- WRITTEN REQUEST
Return the records exactly as they are.

-- START OF EXTRACTED INFORMATION --

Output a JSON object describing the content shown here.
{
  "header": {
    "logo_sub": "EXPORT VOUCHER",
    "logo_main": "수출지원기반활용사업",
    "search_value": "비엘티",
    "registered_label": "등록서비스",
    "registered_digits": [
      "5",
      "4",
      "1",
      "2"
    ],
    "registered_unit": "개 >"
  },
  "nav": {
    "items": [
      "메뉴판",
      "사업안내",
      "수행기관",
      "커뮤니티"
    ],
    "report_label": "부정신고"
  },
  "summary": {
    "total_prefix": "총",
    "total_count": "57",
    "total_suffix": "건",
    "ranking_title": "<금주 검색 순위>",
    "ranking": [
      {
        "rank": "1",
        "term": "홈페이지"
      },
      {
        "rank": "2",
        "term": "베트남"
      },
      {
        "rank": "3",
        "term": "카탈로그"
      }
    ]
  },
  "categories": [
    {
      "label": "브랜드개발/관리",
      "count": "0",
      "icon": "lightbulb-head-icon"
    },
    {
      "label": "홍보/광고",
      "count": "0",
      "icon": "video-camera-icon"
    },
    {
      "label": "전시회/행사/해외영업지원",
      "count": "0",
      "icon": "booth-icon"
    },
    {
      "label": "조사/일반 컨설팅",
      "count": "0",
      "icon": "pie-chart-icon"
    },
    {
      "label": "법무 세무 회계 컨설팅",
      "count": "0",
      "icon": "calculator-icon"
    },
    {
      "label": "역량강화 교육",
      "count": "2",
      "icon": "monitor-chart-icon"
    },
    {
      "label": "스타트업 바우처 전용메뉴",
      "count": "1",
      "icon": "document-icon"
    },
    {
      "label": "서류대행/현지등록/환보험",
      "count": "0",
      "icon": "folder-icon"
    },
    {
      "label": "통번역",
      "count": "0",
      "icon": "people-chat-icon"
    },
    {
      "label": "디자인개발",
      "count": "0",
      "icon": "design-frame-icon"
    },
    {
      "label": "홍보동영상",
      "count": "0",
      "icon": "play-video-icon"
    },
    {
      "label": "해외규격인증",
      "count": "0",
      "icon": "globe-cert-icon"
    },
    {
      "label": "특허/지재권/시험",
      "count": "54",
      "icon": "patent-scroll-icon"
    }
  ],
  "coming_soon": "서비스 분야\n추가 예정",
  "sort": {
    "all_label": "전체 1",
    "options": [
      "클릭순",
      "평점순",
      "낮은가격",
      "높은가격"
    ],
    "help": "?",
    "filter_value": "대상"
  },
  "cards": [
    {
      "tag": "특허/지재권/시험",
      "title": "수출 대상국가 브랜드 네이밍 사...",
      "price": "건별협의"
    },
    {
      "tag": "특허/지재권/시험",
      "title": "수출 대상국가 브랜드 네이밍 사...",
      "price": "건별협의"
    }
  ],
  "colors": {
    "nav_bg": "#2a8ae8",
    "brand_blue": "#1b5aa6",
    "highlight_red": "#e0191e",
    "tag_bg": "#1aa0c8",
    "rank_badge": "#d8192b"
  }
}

-- END OF EXTRACTED INFORMATION --

- ANSWER TO THE TASK
Output a JSON object describing the content shown here.
{
  "header": {
    "logo_sub": "EXPORT VOUCHER",
    "logo_main": "수출지원기반활용사업",
    "search_value": "비엘티",
    "registered_label": "등록서비스",
    "registered_digits": [
      "5",
      "4",
      "1",
      "2"
    ],
    "registered_unit": "개 >"
  },
  "nav": {
    "items": [
      "메뉴판",
      "사업안내",
      "수행기관",
      "커뮤니티"
    ],
    "report_label": "부정신고"
  },
  "summary": {
    "total_prefix": "총",
    "total_count": "57",
    "total_suffix": "건",
    "ranking_title": "<금주 검색 순위>",
    "ranking": [
      {
        "rank": "1",
        "term": "홈페이지"
      },
      {
        "rank": "2",
        "term": "베트남"
      },
      {
        "rank": "3",
        "term": "카탈로그"
      }
    ]
  },
  "categories": [
    {
      "label": "브랜드개발/관리",
      "count": "0",
      "icon": "lightbulb-head-icon"
    },
    {
      "label": "홍보/광고",
      "count": "0",
      "icon": "video-camera-icon"
    },
    {
      "label": "전시회/행사/해외영업지원",
      "count": "0",
      "icon": "booth-icon"
    },
    {
      "label": "조사/일반 컨설팅",
      "count": "0",
      "icon": "pie-chart-icon"
    },
    {
      "label": "법무 세무 회계 컨설팅",
      "count": "0",
      "icon": "calculator-icon"
    },
    {
      "label": "역량강화 교육",
      "count": "2",
      "icon": "monitor-chart-icon"
    },
    {
      "label": "스타트업 바우처 전용메뉴",
      "count": "1",
      "icon": "document-icon"
    },
    {
      "label": "서류대행/현지등록/환보험",
      "count": "0",
      "icon": "folder-icon"
    },
    {
      "label": "통번역",
      "count": "0",
      "icon": "people-chat-icon"
    },
    {
      "label": "디자인개발",
      "count": "0",
      "icon": "design-frame-icon"
    },
    {
      "label": "홍보동영상",
      "count": "0",
      "icon": "play-video-icon"
    },
    {
      "label": "해외규격인증",
      "count": "0",
      "icon": "globe-cert-icon"
    },
    {
      "label": "특허/지재권/시험",
      "count": "54",
      "icon": "patent-scroll-icon"
    }
  ],
  "coming_soon": "서비스 분야\n추가 예정",
  "sort": {
    "all_label": "전체 1",
    "options": [
      "클릭순",
      "평점순",
      "낮은가격",
      "높은가격"
    ],
    "help": "?",
    "filter_value": "대상"
  },
  "cards": [
    {
      "tag": "특허/지재권/시험",
      "title": "수출 대상국가 브랜드 네이밍 사...",
      "price": "건별협의"
    },
    {
      "tag": "특허/지재권/시험",
      "title": "수출 대상국가 브랜드 네이밍 사...",
      "price": "건별협의"
    }
  ],
  "colors": {
    "nav_bg": "#2a8ae8",
    "brand_blue": "#1b5aa6",
    "highlight_red": "#e0191e",
    "tag_bg": "#1aa0c8",
    "rank_badge": "#d8192b"
  }
}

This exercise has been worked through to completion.